_What to produce_
Write out every record in full, exactly as written, please.

====== Records shown ======

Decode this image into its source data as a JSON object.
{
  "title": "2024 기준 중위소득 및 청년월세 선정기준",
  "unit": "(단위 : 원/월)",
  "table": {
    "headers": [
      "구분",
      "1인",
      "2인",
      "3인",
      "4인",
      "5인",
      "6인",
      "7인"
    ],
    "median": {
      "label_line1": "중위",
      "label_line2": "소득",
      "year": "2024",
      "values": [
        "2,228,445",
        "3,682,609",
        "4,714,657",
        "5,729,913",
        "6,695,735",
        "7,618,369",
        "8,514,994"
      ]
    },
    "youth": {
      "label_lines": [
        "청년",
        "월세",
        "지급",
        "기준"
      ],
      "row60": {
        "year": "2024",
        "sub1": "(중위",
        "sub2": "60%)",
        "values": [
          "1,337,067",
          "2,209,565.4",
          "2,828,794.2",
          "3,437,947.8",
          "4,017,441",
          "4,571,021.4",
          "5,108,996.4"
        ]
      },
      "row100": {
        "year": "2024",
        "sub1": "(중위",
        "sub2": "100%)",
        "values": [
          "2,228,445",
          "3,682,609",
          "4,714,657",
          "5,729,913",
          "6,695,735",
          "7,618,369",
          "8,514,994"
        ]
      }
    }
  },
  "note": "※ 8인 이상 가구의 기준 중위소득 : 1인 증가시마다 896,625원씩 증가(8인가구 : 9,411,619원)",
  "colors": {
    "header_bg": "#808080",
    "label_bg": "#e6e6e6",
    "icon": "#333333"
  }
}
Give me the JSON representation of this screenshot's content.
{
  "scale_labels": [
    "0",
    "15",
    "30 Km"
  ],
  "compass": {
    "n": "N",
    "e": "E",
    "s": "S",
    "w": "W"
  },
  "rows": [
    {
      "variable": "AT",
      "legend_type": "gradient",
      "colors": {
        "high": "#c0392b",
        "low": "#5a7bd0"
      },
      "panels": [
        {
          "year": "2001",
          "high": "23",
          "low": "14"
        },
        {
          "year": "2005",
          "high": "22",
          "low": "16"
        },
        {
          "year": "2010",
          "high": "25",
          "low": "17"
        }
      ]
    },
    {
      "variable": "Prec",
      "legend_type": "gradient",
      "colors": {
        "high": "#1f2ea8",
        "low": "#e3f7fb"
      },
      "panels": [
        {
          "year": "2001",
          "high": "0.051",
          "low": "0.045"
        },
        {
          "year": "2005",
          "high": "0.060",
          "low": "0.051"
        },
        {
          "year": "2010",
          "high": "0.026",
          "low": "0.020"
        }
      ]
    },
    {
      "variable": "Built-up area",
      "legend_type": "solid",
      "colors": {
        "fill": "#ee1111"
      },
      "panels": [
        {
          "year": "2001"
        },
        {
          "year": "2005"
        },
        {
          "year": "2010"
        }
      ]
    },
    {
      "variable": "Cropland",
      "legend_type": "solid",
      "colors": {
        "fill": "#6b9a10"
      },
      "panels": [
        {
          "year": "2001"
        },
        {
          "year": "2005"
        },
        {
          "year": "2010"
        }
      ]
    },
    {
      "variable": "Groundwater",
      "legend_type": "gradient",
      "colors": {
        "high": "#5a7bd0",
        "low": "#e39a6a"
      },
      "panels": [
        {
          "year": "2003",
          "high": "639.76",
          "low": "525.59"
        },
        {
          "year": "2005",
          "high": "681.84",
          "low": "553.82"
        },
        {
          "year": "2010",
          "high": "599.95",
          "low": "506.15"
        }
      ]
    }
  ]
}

======

_Output for this task_
Decode this image into its source data as a JSON object.
{
  "title": "2024 기준 중위소득 및 청년월세 선정기준",
  "unit": "(단위 : 원/월)",
  "table": {
    "headers": [
      "구분",
      "1인",
      "2인",
      "3인",
      "4인",
      "5인",
      "6인",
      "7인"
    ],
    "median": {
      "label_line1": "중위",
      "label_line2": "소득",
      "year": "2024",
      "values": [
        "2,228,445",
        "3,682,609",
        "4,714,657",
        "5,729,913",
        "6,695,735",
        "7,618,369",
        "8,514,994"
      ]
    },
    "youth": {
      "label_lines": [
        "청년",
        "월세",
        "지급",
        "기준"
      ],
      "row60": {
        "year": "2024",
        "sub1": "(중위",
        "sub2": "60%)",
        "values": [
          "1,337,067",
          "2,209,565.4",
          "2,828,794.2",
          "3,437,947.8",
          "4,017,441",
          "4,571,021.4",
          "5,108,996.4"
        ]
      },
      "row100": {
        "year": "2024",
        "sub1": "(중위",
        "sub2": "100%)",
        "values": [
          "2,228,445",
          "3,682,609",
          "4,714,657",
          "5,729,913",
          "6,695,735",
          "7,618,369",
          "8,514,994"
        ]
      }
    }
  },
  "note": "※ 8인 이상 가구의 기준 중위소득 : 1인 증가시마다 896,625원씩 증가(8인가구 : 9,411,619원)",
  "colors": {
    "header_bg": "#808080",
    "label_bg": "#e6e6e6",
    "icon": "#333333"
  }
}
Give me the JSON representation of this screenshot's content.
{
  "scale_labels": [
    "0",
    "15",
    "30 Km"
  ],
  "compass": {
    "n": "N",
    "e": "E",
    "s": "S",
    "w": "W"
  },
  "rows": [
    {
      "variable": "AT",
      "legend_type": "gradient",
      "colors": {
        "high": "#c0392b",
        "low": "#5a7bd0"
      },
      "panels": [
        {
          "year": "2001",
          "high": "23",
          "low": "14"
        },
        {
          "year": "2005",
          "high": "22",
          "low": "16"
        },
        {
          "year": "2010",
          "high": "25",
          "low": "17"
        }
      ]
    },
    {
      "variable": "Prec",
      "legend_type": "gradient",
      "colors": {
        "high": "#1f2ea8",
        "low": "#e3f7fb"
      },
      "panels": [
        {
          "year": "2001",
          "high": "0.051",
          "low": "0.045"
        },
        {
          "year": "2005",
          "high": "0.060",
          "low": "0.051"
        },
        {
          "year": "2010",
          "high": "0.026",
          "low": "0.020"
        }
      ]
    },
    {
      "variable": "Built-up area",
      "legend_type": "solid",
      "colors": {
        "fill": "#ee1111"
      },
      "panels": [
        {
          "year": "2001"
        },
        {
          "year": "2005"
        },
        {
          "year": "2010"
        }
      ]
    },
    {
      "variable": "Cropland",
      "legend_type": "solid",
      "colors": {
        "fill": "#6b9a10"
      },
      "panels": [
        {
          "year": "2001"
        },
        {
          "year": "2005"
        },
        {
          "year": "2010"
        }
      ]
    },
    {
      "variable": "Groundwater",
      "legend_type": "gradient",
      "colors": {
        "high": "#5a7bd0",
        "low": "#e39a6a"
      },
      "panels": [
        {
          "year": "2003",
          "high": "639.76",
          "low": "525.59"
        },
        {
          "year": "2005",
          "high": "681.84",
          "low": "553.82"
        },
        {
          "year": "2010",
          "high": "599.95",
          "low": "506.15"
        }
      ]
    }
  ]
}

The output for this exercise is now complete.